* _Objective_
Without including the pictures, copy out every line below.

-- begin --

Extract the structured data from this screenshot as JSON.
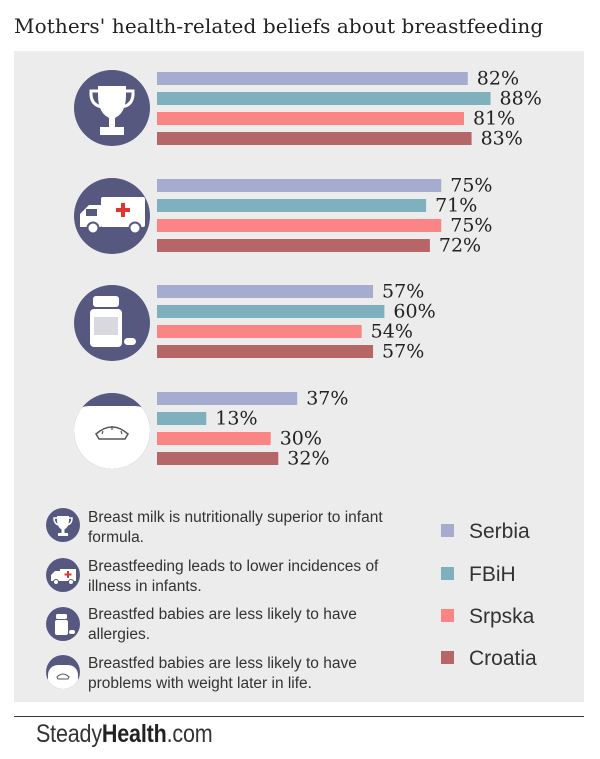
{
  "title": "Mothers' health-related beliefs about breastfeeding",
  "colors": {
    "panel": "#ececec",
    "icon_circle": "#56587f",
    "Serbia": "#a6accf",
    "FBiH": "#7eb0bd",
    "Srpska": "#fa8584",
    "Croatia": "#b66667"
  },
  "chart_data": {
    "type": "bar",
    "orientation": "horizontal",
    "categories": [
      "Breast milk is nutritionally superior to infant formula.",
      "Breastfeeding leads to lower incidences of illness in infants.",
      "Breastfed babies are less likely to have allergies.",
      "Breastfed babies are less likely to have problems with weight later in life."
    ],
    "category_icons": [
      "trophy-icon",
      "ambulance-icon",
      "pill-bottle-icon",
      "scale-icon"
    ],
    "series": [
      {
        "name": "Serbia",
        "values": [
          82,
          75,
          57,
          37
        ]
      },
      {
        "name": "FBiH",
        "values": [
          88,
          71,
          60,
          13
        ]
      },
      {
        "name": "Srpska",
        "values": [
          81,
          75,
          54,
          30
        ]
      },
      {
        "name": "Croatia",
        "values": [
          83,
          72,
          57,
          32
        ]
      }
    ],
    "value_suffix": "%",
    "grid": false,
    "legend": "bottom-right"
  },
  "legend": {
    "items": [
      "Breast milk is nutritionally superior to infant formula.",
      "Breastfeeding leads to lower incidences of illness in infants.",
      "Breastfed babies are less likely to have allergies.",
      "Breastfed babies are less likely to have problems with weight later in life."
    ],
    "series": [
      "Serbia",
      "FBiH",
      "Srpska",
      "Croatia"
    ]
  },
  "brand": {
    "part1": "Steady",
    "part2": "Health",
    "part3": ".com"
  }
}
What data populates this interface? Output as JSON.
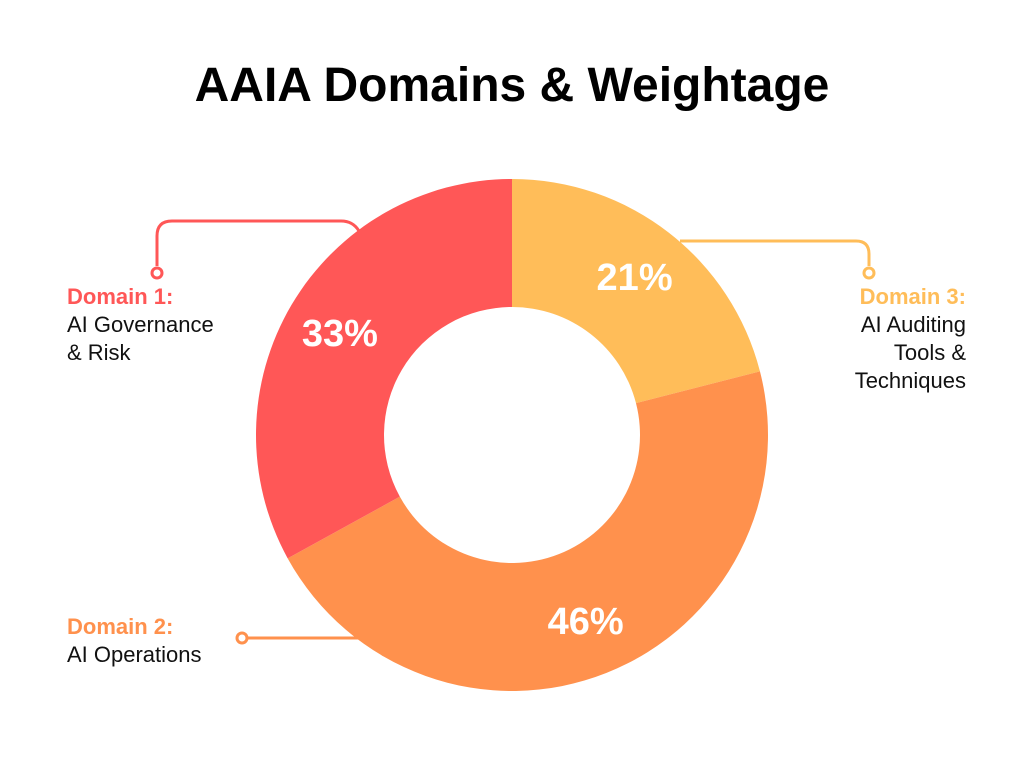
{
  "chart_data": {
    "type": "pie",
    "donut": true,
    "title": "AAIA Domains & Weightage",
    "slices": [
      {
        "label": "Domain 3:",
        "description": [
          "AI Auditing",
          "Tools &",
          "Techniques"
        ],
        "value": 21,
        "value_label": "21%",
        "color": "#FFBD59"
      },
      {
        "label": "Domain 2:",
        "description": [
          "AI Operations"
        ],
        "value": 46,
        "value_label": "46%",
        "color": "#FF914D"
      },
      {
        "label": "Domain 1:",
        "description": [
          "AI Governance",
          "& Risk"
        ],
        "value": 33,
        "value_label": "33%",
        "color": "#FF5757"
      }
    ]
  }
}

-- end --

* _Output below_
Extract the structured data from this screenshot as JSON.
{
  "title": "Mothers' health-related beliefs about breastfeeding",
  "colors": {
    "panel": "#ececec",
    "icon_circle": "#56587f",
    "Serbia": "#a6accf",
    "FBiH": "#7eb0bd",
    "Srpska": "#fa8584",
    "Croatia": "#b66667"
  },
  "chart_data": {
    "type": "bar",
    "orientation": "horizontal",
    "categories": [
      "Breast milk is nutritionally superior to infant formula.",
      "Breastfeeding leads to lower incidences of illness in infants.",
      "Breastfed babies are less likely to have allergies.",
      "Breastfed babies are less likely to have problems with weight later in life."
    ],
    "category_icons": [
      "trophy-icon",
      "ambulance-icon",
      "pill-bottle-icon",
      "scale-icon"
    ],
    "series": [
      {
        "name": "Serbia",
        "values": [
          82,
          75,
          57,
          37
        ]
      },
      {
        "name": "FBiH",
        "values": [
          88,
          71,
          60,
          13
        ]
      },
      {
        "name": "Srpska",
        "values": [
          81,
          75,
          54,
          30
        ]
      },
      {
        "name": "Croatia",
        "values": [
          83,
          72,
          57,
          32
        ]
      }
    ],
    "value_suffix": "%",
    "grid": false,
    "legend": "bottom-right"
  },
  "legend": {
    "items": [
      "Breast milk is nutritionally superior to infant formula.",
      "Breastfeeding leads to lower incidences of illness in infants.",
      "Breastfed babies are less likely to have allergies.",
      "Breastfed babies are less likely to have problems with weight later in life."
    ],
    "series": [
      "Serbia",
      "FBiH",
      "Srpska",
      "Croatia"
    ]
  },
  "brand": {
    "part1": "Steady",
    "part2": "Health",
    "part3": ".com"
  }
}
What data populates this interface? Output as JSON.
{
  "chart_data": {
    "type": "pie",
    "donut": true,
    "title": "AAIA Domains & Weightage",
    "slices": [
      {
        "label": "Domain 3:",
        "description": [
          "AI Auditing",
          "Tools &",
          "Techniques"
        ],
        "value": 21,
        "value_label": "21%",
        "color": "#FFBD59"
      },
      {
        "label": "Domain 2:",
        "description": [
          "AI Operations"
        ],
        "value": 46,
        "value_label": "46%",
        "color": "#FF914D"
      },
      {
        "label": "Domain 1:",
        "description": [
          "AI Governance",
          "& Risk"
        ],
        "value": 33,
        "value_label": "33%",
        "color": "#FF5757"
      }
    ]
  }
}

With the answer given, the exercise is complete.